Brief
Transcribe every line exactly. Leave the pictures behind.
##### Listed records
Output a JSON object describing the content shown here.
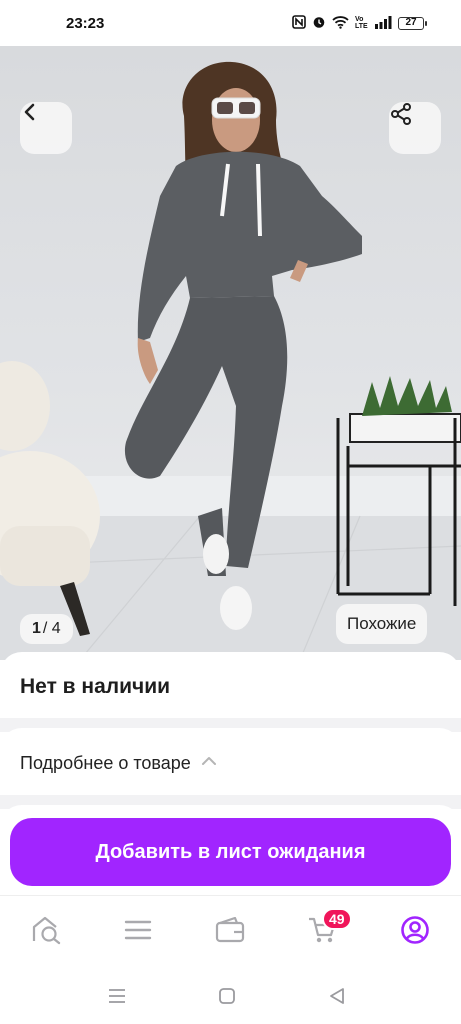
{
  "status_bar": {
    "time": "23:23",
    "icons": [
      "nfc-icon",
      "alarm-icon",
      "wifi-icon",
      "volte-icon",
      "signal-icon"
    ],
    "volte_label": "Vo LTE",
    "battery": "27"
  },
  "photo": {
    "counter_current": "1",
    "counter_total": "/ 4",
    "similar_label": "Похожие"
  },
  "product": {
    "stock_status": "Нет в наличии",
    "details_label": "Подробнее о товаре"
  },
  "action": {
    "wait_button": "Добавить в лист ожидания",
    "accent_color": "#a125ff"
  },
  "tabbar": {
    "items": [
      "home-search-icon",
      "catalog-icon",
      "wallet-icon",
      "cart-icon",
      "profile-icon"
    ],
    "cart_badge": "49",
    "active_color": "#a125ff",
    "badge_color": "#f0155a"
  },
  "navbar": {
    "items": [
      "menu-icon",
      "home-icon",
      "back-icon"
    ]
  }
}
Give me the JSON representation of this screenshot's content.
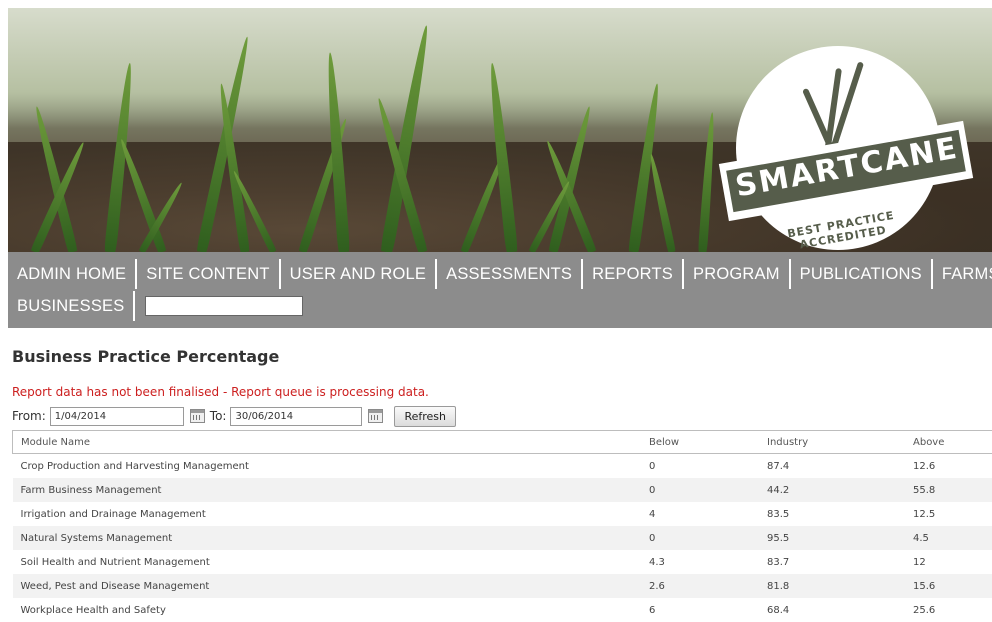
{
  "banner": {
    "logo_text": "SMARTCANE",
    "logo_subtext": "BEST PRACTICE ACCREDITED"
  },
  "nav": {
    "items": [
      "ADMIN HOME",
      "SITE CONTENT",
      "USER AND ROLE",
      "ASSESSMENTS",
      "REPORTS",
      "PROGRAM",
      "PUBLICATIONS",
      "FARMS"
    ],
    "items_row2": [
      "BUSINESSES"
    ],
    "search_value": ""
  },
  "page": {
    "title": "Business Practice Percentage",
    "notice": "Report data has not been finalised - Report queue is processing data."
  },
  "filters": {
    "from_label": "From:",
    "from_value": "1/04/2014",
    "to_label": "To:",
    "to_value": "30/06/2014",
    "refresh_label": "Refresh"
  },
  "table": {
    "headers": [
      "Module Name",
      "Below",
      "Industry",
      "Above"
    ],
    "rows": [
      [
        "Crop Production and Harvesting Management",
        "0",
        "87.4",
        "12.6"
      ],
      [
        "Farm Business Management",
        "0",
        "44.2",
        "55.8"
      ],
      [
        "Irrigation and Drainage Management",
        "4",
        "83.5",
        "12.5"
      ],
      [
        "Natural Systems Management",
        "0",
        "95.5",
        "4.5"
      ],
      [
        "Soil Health and Nutrient Management",
        "4.3",
        "83.7",
        "12"
      ],
      [
        "Weed, Pest and Disease Management",
        "2.6",
        "81.8",
        "15.6"
      ],
      [
        "Workplace Health and Safety",
        "6",
        "68.4",
        "25.6"
      ]
    ]
  },
  "colors": {
    "nav_background": "#8c8c8c",
    "notice_text": "#cc1f1f"
  }
}
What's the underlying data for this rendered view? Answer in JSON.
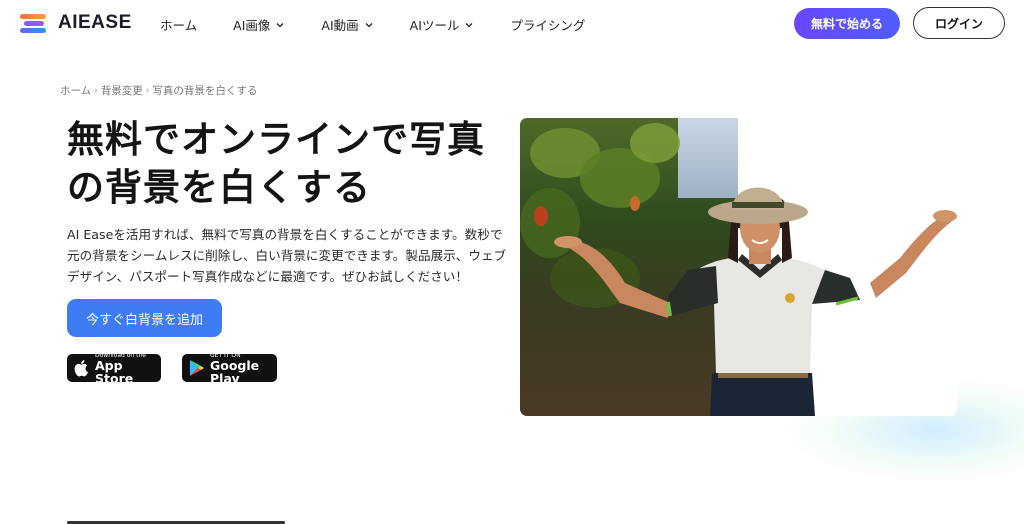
{
  "header": {
    "logo_text": "AIEASE",
    "nav": [
      {
        "label": "ホーム",
        "has_dropdown": false
      },
      {
        "label": "AI画像",
        "has_dropdown": true
      },
      {
        "label": "AI動画",
        "has_dropdown": true
      },
      {
        "label": "AIツール",
        "has_dropdown": true
      },
      {
        "label": "プライシング",
        "has_dropdown": false
      }
    ],
    "start_button": "無料で始める",
    "login_button": "ログイン"
  },
  "breadcrumb": {
    "items": [
      "ホーム",
      "背景変更",
      "写真の背景を白くする"
    ],
    "separator": "›"
  },
  "hero": {
    "title_line1": "無料でオンラインで写真",
    "title_line2": "の背景を白くする",
    "description": "AI Easeを活用すれば、無料で写真の背景を白くすることができます。数秒で元の背景をシームレスに削除し、白い背景に変更できます。製品展示、ウェブデザイン、パスポート写真作成などに最適です。ぜひお試しください！",
    "cta": "今すぐ白背景を追加"
  },
  "stores": {
    "app_store_small": "Download on the",
    "app_store_big": "App Store",
    "google_small": "GET IT ON",
    "google_big": "Google Play"
  },
  "colors": {
    "primary": "#3d7cf4",
    "start_gradient_from": "#6b46ff",
    "start_gradient_to": "#4f5dff"
  }
}
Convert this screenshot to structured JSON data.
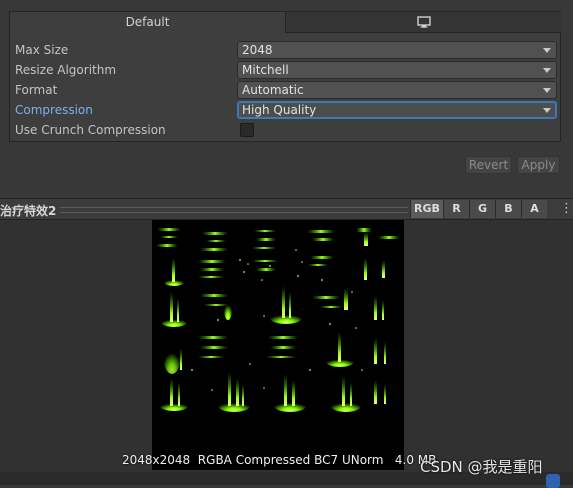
{
  "tabs": {
    "default_label": "Default",
    "standalone_icon": "monitor-icon"
  },
  "settings": [
    {
      "label": "Max Size",
      "value": "2048",
      "highlight": false,
      "focused": false
    },
    {
      "label": "Resize Algorithm",
      "value": "Mitchell",
      "highlight": false,
      "focused": false
    },
    {
      "label": "Format",
      "value": "Automatic",
      "highlight": false,
      "focused": false
    },
    {
      "label": "Compression",
      "value": "High Quality",
      "highlight": true,
      "focused": true
    }
  ],
  "crunch": {
    "label": "Use Crunch Compression",
    "checked": false
  },
  "actions": {
    "revert_label": "Revert",
    "apply_label": "Apply"
  },
  "preview": {
    "title": "治疗特效2",
    "channels": [
      "RGB",
      "R",
      "G",
      "B",
      "A"
    ],
    "info": "2048x2048  RGBA Compressed BC7 UNorm   4.0 MB",
    "watermark": "CSDN @我是重阳"
  },
  "colors": {
    "accent": "#3a79bb",
    "label_highlight": "#7cb0ec",
    "glow": "#7cff00"
  }
}
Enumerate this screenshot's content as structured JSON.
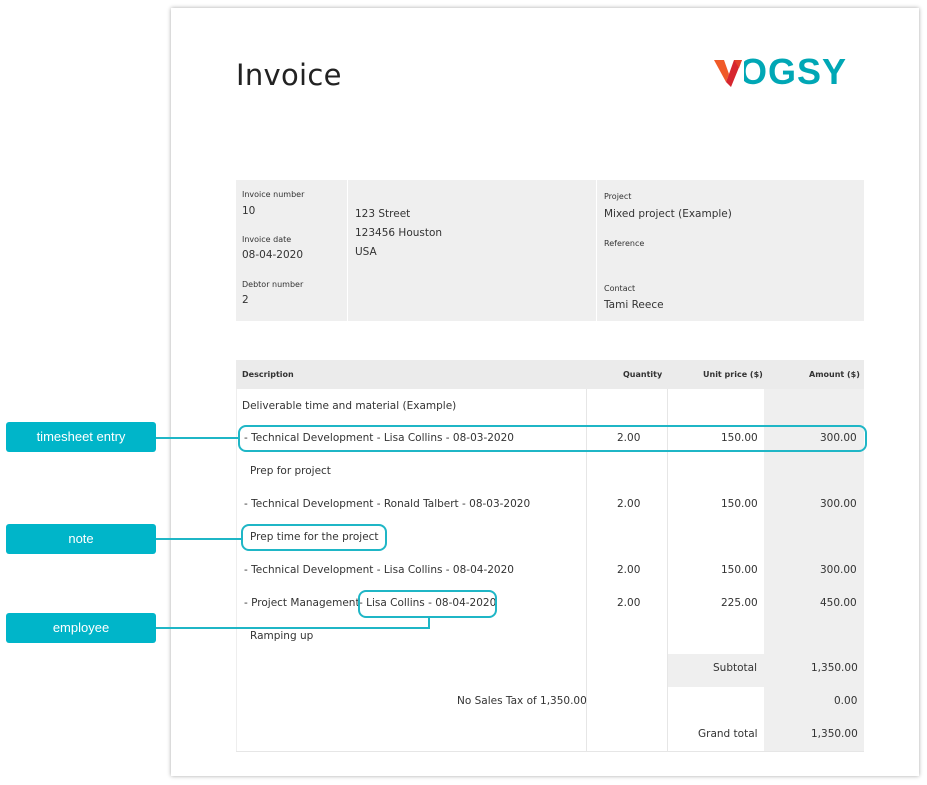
{
  "invoice": {
    "title": "Invoice",
    "logo": "VOGSY",
    "info": {
      "invoice_number_label": "Invoice number",
      "invoice_number": "10",
      "invoice_date_label": "Invoice date",
      "invoice_date": "08-04-2020",
      "debtor_number_label": "Debtor number",
      "debtor_number": "2",
      "address_line1": "123 Street",
      "address_line2": "123456 Houston",
      "address_line3": "USA",
      "project_label": "Project",
      "project": "Mixed project (Example)",
      "reference_label": "Reference",
      "contact_label": "Contact",
      "contact": "Tami Reece"
    },
    "table": {
      "headers": {
        "description": "Description",
        "quantity": "Quantity",
        "unit_price": "Unit price ($)",
        "amount": "Amount ($)"
      },
      "rows": [
        {
          "description": "Deliverable time and material (Example)",
          "quantity": "",
          "unit_price": "",
          "amount": ""
        },
        {
          "description": "- Technical Development - Lisa Collins - 08-03-2020",
          "quantity": "2.00",
          "unit_price": "150.00",
          "amount": "300.00"
        },
        {
          "description": "Prep for project",
          "quantity": "",
          "unit_price": "",
          "amount": ""
        },
        {
          "description": "- Technical Development - Ronald Talbert - 08-03-2020",
          "quantity": "2.00",
          "unit_price": "150.00",
          "amount": "300.00"
        },
        {
          "description": "Prep time for the project",
          "quantity": "",
          "unit_price": "",
          "amount": ""
        },
        {
          "description": "- Technical Development - Lisa Collins - 08-04-2020",
          "quantity": "2.00",
          "unit_price": "150.00",
          "amount": "300.00"
        },
        {
          "description_prefix": "- Project Management ",
          "description_employee": "- Lisa Collins - 08-04-2020",
          "quantity": "2.00",
          "unit_price": "225.00",
          "amount": "450.00"
        },
        {
          "description": "Ramping up",
          "quantity": "",
          "unit_price": "",
          "amount": ""
        }
      ],
      "subtotal_label": "Subtotal",
      "subtotal": "1,350.00",
      "tax_label": "No Sales Tax of 1,350.00",
      "tax": "0.00",
      "grand_total_label": "Grand total",
      "grand_total": "1,350.00"
    }
  },
  "callouts": {
    "timesheet_entry": "timesheet entry",
    "note": "note",
    "employee": "employee"
  },
  "colors": {
    "accent": "#00b5c9",
    "logo_teal": "#00a7b5",
    "logo_orange": "#f05a28",
    "logo_red": "#d6262f"
  }
}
##########
Full response
Output a JSON object describing the content shown here.
{
  "status_bar": {
    "time": "23:23",
    "icons": [
      "nfc-icon",
      "alarm-icon",
      "wifi-icon",
      "volte-icon",
      "signal-icon"
    ],
    "volte_label": "Vo LTE",
    "battery": "27"
  },
  "photo": {
    "counter_current": "1",
    "counter_total": "/ 4",
    "similar_label": "Похожие"
  },
  "product": {
    "stock_status": "Нет в наличии",
    "details_label": "Подробнее о товаре"
  },
  "action": {
    "wait_button": "Добавить в лист ожидания",
    "accent_color": "#a125ff"
  },
  "tabbar": {
    "items": [
      "home-search-icon",
      "catalog-icon",
      "wallet-icon",
      "cart-icon",
      "profile-icon"
    ],
    "cart_badge": "49",
    "active_color": "#a125ff",
    "badge_color": "#f0155a"
  },
  "navbar": {
    "items": [
      "menu-icon",
      "home-icon",
      "back-icon"
    ]
  }
}
Give me the JSON representation of this screenshot's content.
{
  "banner": {
    "logo_text": "SMARTCANE",
    "logo_subtext": "BEST PRACTICE ACCREDITED"
  },
  "nav": {
    "items": [
      "ADMIN HOME",
      "SITE CONTENT",
      "USER AND ROLE",
      "ASSESSMENTS",
      "REPORTS",
      "PROGRAM",
      "PUBLICATIONS",
      "FARMS"
    ],
    "items_row2": [
      "BUSINESSES"
    ],
    "search_value": ""
  },
  "page": {
    "title": "Business Practice Percentage",
    "notice": "Report data has not been finalised - Report queue is processing data."
  },
  "filters": {
    "from_label": "From:",
    "from_value": "1/04/2014",
    "to_label": "To:",
    "to_value": "30/06/2014",
    "refresh_label": "Refresh"
  },
  "table": {
    "headers": [
      "Module Name",
      "Below",
      "Industry",
      "Above"
    ],
    "rows": [
      [
        "Crop Production and Harvesting Management",
        "0",
        "87.4",
        "12.6"
      ],
      [
        "Farm Business Management",
        "0",
        "44.2",
        "55.8"
      ],
      [
        "Irrigation and Drainage Management",
        "4",
        "83.5",
        "12.5"
      ],
      [
        "Natural Systems Management",
        "0",
        "95.5",
        "4.5"
      ],
      [
        "Soil Health and Nutrient Management",
        "4.3",
        "83.7",
        "12"
      ],
      [
        "Weed, Pest and Disease Management",
        "2.6",
        "81.8",
        "15.6"
      ],
      [
        "Workplace Health and Safety",
        "6",
        "68.4",
        "25.6"
      ]
    ]
  },
  "colors": {
    "nav_background": "#8c8c8c",
    "notice_text": "#cc1f1f"
  }
}
What's the underlying data for this rendered view? Answer in JSON.
{
  "header": {
    "logo_text": "AIEASE",
    "nav": [
      {
        "label": "ホーム",
        "has_dropdown": false
      },
      {
        "label": "AI画像",
        "has_dropdown": true
      },
      {
        "label": "AI動画",
        "has_dropdown": true
      },
      {
        "label": "AIツール",
        "has_dropdown": true
      },
      {
        "label": "プライシング",
        "has_dropdown": false
      }
    ],
    "start_button": "無料で始める",
    "login_button": "ログイン"
  },
  "breadcrumb": {
    "items": [
      "ホーム",
      "背景変更",
      "写真の背景を白くする"
    ],
    "separator": "›"
  },
  "hero": {
    "title_line1": "無料でオンラインで写真",
    "title_line2": "の背景を白くする",
    "description": "AI Easeを活用すれば、無料で写真の背景を白くすることができます。数秒で元の背景をシームレスに削除し、白い背景に変更できます。製品展示、ウェブデザイン、パスポート写真作成などに最適です。ぜひお試しください！",
    "cta": "今すぐ白背景を追加"
  },
  "stores": {
    "app_store_small": "Download on the",
    "app_store_big": "App Store",
    "google_small": "GET IT ON",
    "google_big": "Google Play"
  },
  "colors": {
    "primary": "#3d7cf4",
    "start_gradient_from": "#6b46ff",
    "start_gradient_to": "#4f5dff"
  }
}
Convert this screenshot to structured JSON data.
{
  "tabs": {
    "default_label": "Default",
    "standalone_icon": "monitor-icon"
  },
  "settings": [
    {
      "label": "Max Size",
      "value": "2048",
      "highlight": false,
      "focused": false
    },
    {
      "label": "Resize Algorithm",
      "value": "Mitchell",
      "highlight": false,
      "focused": false
    },
    {
      "label": "Format",
      "value": "Automatic",
      "highlight": false,
      "focused": false
    },
    {
      "label": "Compression",
      "value": "High Quality",
      "highlight": true,
      "focused": true
    }
  ],
  "crunch": {
    "label": "Use Crunch Compression",
    "checked": false
  },
  "actions": {
    "revert_label": "Revert",
    "apply_label": "Apply"
  },
  "preview": {
    "title": "治疗特效2",
    "channels": [
      "RGB",
      "R",
      "G",
      "B",
      "A"
    ],
    "info": "2048x2048  RGBA Compressed BC7 UNorm   4.0 MB",
    "watermark": "CSDN @我是重阳"
  },
  "colors": {
    "accent": "#3a79bb",
    "label_highlight": "#7cb0ec",
    "glow": "#7cff00"
  }
}
Enumerate this screenshot's content as structured JSON.
{
  "invoice": {
    "title": "Invoice",
    "logo": "VOGSY",
    "info": {
      "invoice_number_label": "Invoice number",
      "invoice_number": "10",
      "invoice_date_label": "Invoice date",
      "invoice_date": "08-04-2020",
      "debtor_number_label": "Debtor number",
      "debtor_number": "2",
      "address_line1": "123 Street",
      "address_line2": "123456 Houston",
      "address_line3": "USA",
      "project_label": "Project",
      "project": "Mixed project (Example)",
      "reference_label": "Reference",
      "contact_label": "Contact",
      "contact": "Tami Reece"
    },
    "table": {
      "headers": {
        "description": "Description",
        "quantity": "Quantity",
        "unit_price": "Unit price ($)",
        "amount": "Amount ($)"
      },
      "rows": [
        {
          "description": "Deliverable time and material (Example)",
          "quantity": "",
          "unit_price": "",
          "amount": ""
        },
        {
          "description": "- Technical Development - Lisa Collins - 08-03-2020",
          "quantity": "2.00",
          "unit_price": "150.00",
          "amount": "300.00"
        },
        {
          "description": "Prep for project",
          "quantity": "",
          "unit_price": "",
          "amount": ""
        },
        {
          "description": "- Technical Development - Ronald Talbert - 08-03-2020",
          "quantity": "2.00",
          "unit_price": "150.00",
          "amount": "300.00"
        },
        {
          "description": "Prep time for the project",
          "quantity": "",
          "unit_price": "",
          "amount": ""
        },
        {
          "description": "- Technical Development - Lisa Collins - 08-04-2020",
          "quantity": "2.00",
          "unit_price": "150.00",
          "amount": "300.00"
        },
        {
          "description_prefix": "- Project Management ",
          "description_employee": "- Lisa Collins - 08-04-2020",
          "quantity": "2.00",
          "unit_price": "225.00",
          "amount": "450.00"
        },
        {
          "description": "Ramping up",
          "quantity": "",
          "unit_price": "",
          "amount": ""
        }
      ],
      "subtotal_label": "Subtotal",
      "subtotal": "1,350.00",
      "tax_label": "No Sales Tax of 1,350.00",
      "tax": "0.00",
      "grand_total_label": "Grand total",
      "grand_total": "1,350.00"
    }
  },
  "callouts": {
    "timesheet_entry": "timesheet entry",
    "note": "note",
    "employee": "employee"
  },
  "colors": {
    "accent": "#00b5c9",
    "logo_teal": "#00a7b5",
    "logo_orange": "#f05a28",
    "logo_red": "#d6262f"
  }
}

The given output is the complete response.